Some records:
═══

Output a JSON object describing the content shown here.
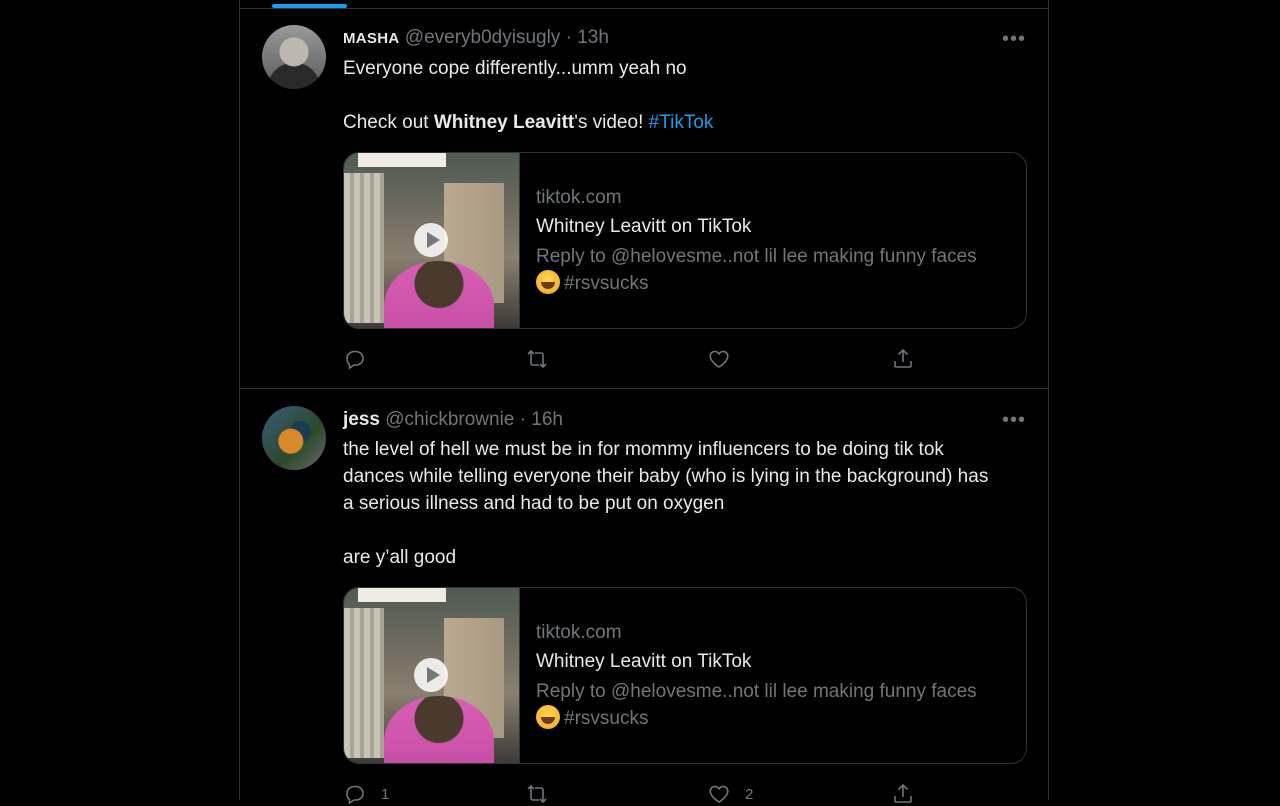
{
  "tweets": [
    {
      "name": "MASHA",
      "handle": "@everyb0dyisugly",
      "separator": "·",
      "time": "13h",
      "more": "•••",
      "text_line1": "Everyone cope differently...umm yeah no",
      "text_line2_prefix": "Check out ",
      "text_line2_bold": "Whitney Leavitt",
      "text_line2_suffix": "'s video! ",
      "hashtag": "#TikTok",
      "card": {
        "domain": "tiktok.com",
        "title": "Whitney Leavitt on TikTok",
        "description_line1": "Reply to @helovesme..not lil lee making funny faces",
        "description_line2": "#rsvsucks"
      },
      "replies": "",
      "retweets": "",
      "likes": ""
    },
    {
      "name": "jess",
      "handle": "@chickbrownie",
      "separator": "·",
      "time": "16h",
      "more": "•••",
      "text_para1": "the level of hell we must be in for mommy influencers to be doing tik tok dances while telling everyone their baby (who is lying in the background) has a serious illness and had to be put on oxygen",
      "text_para2": "are y’all good",
      "card": {
        "domain": "tiktok.com",
        "title": "Whitney Leavitt on TikTok",
        "description_line1": "Reply to @helovesme..not lil lee making funny faces",
        "description_line2": "#rsvsucks"
      },
      "replies": "1",
      "retweets": "",
      "likes": "2"
    }
  ],
  "icons": {
    "reply": "reply-icon",
    "retweet": "retweet-icon",
    "like": "heart-icon",
    "share": "share-icon",
    "more": "more-icon",
    "play": "play-icon",
    "emoji": "laughing-emoji"
  },
  "colors": {
    "background": "#000000",
    "text": "#e7e9ea",
    "secondary": "#71767b",
    "link": "#1d9bf0",
    "border": "#2f3336"
  }
}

═══

WHAT THIS TASK INVOLVES: Leave the pictures out and write out every entry exactly as given.

ANSWER:
Output a JSON object describing the content shown here.
{
  "tweets": [
    {
      "name": "MASHA",
      "handle": "@everyb0dyisugly",
      "separator": "·",
      "time": "13h",
      "more": "•••",
      "text_line1": "Everyone cope differently...umm yeah no",
      "text_line2_prefix": "Check out ",
      "text_line2_bold": "Whitney Leavitt",
      "text_line2_suffix": "'s video! ",
      "hashtag": "#TikTok",
      "card": {
        "domain": "tiktok.com",
        "title": "Whitney Leavitt on TikTok",
        "description_line1": "Reply to @helovesme..not lil lee making funny faces",
        "description_line2": "#rsvsucks"
      },
      "replies": "",
      "retweets": "",
      "likes": ""
    },
    {
      "name": "jess",
      "handle": "@chickbrownie",
      "separator": "·",
      "time": "16h",
      "more": "•••",
      "text_para1": "the level of hell we must be in for mommy influencers to be doing tik tok dances while telling everyone their baby (who is lying in the background) has a serious illness and had to be put on oxygen",
      "text_para2": "are y’all good",
      "card": {
        "domain": "tiktok.com",
        "title": "Whitney Leavitt on TikTok",
        "description_line1": "Reply to @helovesme..not lil lee making funny faces",
        "description_line2": "#rsvsucks"
      },
      "replies": "1",
      "retweets": "",
      "likes": "2"
    }
  ],
  "icons": {
    "reply": "reply-icon",
    "retweet": "retweet-icon",
    "like": "heart-icon",
    "share": "share-icon",
    "more": "more-icon",
    "play": "play-icon",
    "emoji": "laughing-emoji"
  },
  "colors": {
    "background": "#000000",
    "text": "#e7e9ea",
    "secondary": "#71767b",
    "link": "#1d9bf0",
    "border": "#2f3336"
  }
}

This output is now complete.